> _DATA ROWS_
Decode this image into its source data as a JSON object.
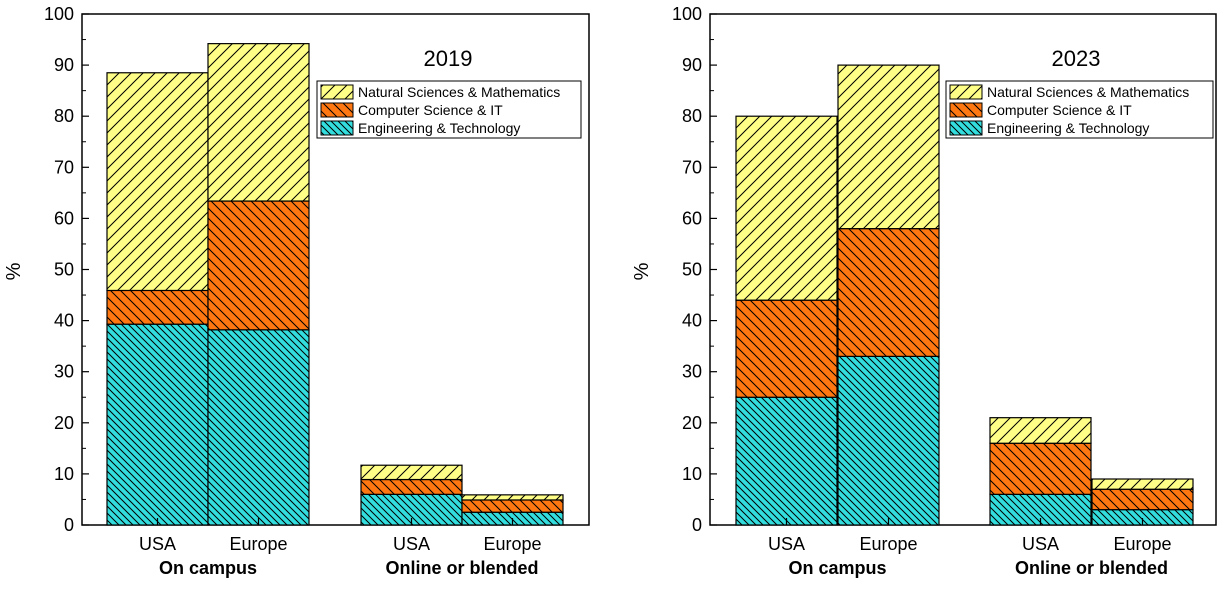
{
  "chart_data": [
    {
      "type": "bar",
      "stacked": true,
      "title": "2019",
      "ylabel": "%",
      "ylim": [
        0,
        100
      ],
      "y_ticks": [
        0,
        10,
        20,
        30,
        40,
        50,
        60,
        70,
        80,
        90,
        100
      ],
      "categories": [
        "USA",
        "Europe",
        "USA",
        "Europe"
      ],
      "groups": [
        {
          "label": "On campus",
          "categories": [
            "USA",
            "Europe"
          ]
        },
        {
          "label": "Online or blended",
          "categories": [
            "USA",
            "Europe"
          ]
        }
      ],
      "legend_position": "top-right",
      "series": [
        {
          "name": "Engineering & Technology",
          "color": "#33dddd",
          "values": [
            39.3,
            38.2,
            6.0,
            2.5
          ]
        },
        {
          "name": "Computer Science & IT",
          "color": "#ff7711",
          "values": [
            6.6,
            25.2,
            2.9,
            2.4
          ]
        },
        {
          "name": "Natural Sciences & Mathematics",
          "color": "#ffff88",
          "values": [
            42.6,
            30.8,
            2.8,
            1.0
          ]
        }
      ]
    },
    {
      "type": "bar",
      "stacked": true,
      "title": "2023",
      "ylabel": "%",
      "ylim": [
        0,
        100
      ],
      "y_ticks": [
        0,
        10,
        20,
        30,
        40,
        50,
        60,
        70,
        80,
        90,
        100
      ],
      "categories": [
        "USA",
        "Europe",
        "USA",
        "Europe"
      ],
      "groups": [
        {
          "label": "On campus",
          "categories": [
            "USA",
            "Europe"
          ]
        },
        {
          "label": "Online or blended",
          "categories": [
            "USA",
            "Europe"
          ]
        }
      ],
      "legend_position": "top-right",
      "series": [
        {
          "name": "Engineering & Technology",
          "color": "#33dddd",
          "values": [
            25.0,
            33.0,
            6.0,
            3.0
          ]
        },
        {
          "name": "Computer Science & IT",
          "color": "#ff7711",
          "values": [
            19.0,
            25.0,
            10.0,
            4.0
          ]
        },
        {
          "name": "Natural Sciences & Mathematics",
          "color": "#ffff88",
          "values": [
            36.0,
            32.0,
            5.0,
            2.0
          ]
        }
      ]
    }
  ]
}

...

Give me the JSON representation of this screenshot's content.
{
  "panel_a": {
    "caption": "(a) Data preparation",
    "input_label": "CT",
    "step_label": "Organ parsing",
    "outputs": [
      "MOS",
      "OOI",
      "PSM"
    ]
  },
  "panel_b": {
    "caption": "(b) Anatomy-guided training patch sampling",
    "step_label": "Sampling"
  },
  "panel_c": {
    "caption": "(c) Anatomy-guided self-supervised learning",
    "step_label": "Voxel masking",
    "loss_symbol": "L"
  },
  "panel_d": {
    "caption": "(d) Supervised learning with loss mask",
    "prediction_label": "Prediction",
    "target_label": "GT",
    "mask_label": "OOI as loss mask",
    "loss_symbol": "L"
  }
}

> _TASK REQUIREMENTS_
Pick out the lines that include the word "caption" and write them out.

> _OUTPUT FOR THIS EXERCISE_
    "caption": "(a) Data preparation",
    "caption": "(b) Anatomy-guided training patch sampling",
    "caption": "(c) Anatomy-guided self-supervised learning",
    "caption": "(d) Supervised learning with loss mask",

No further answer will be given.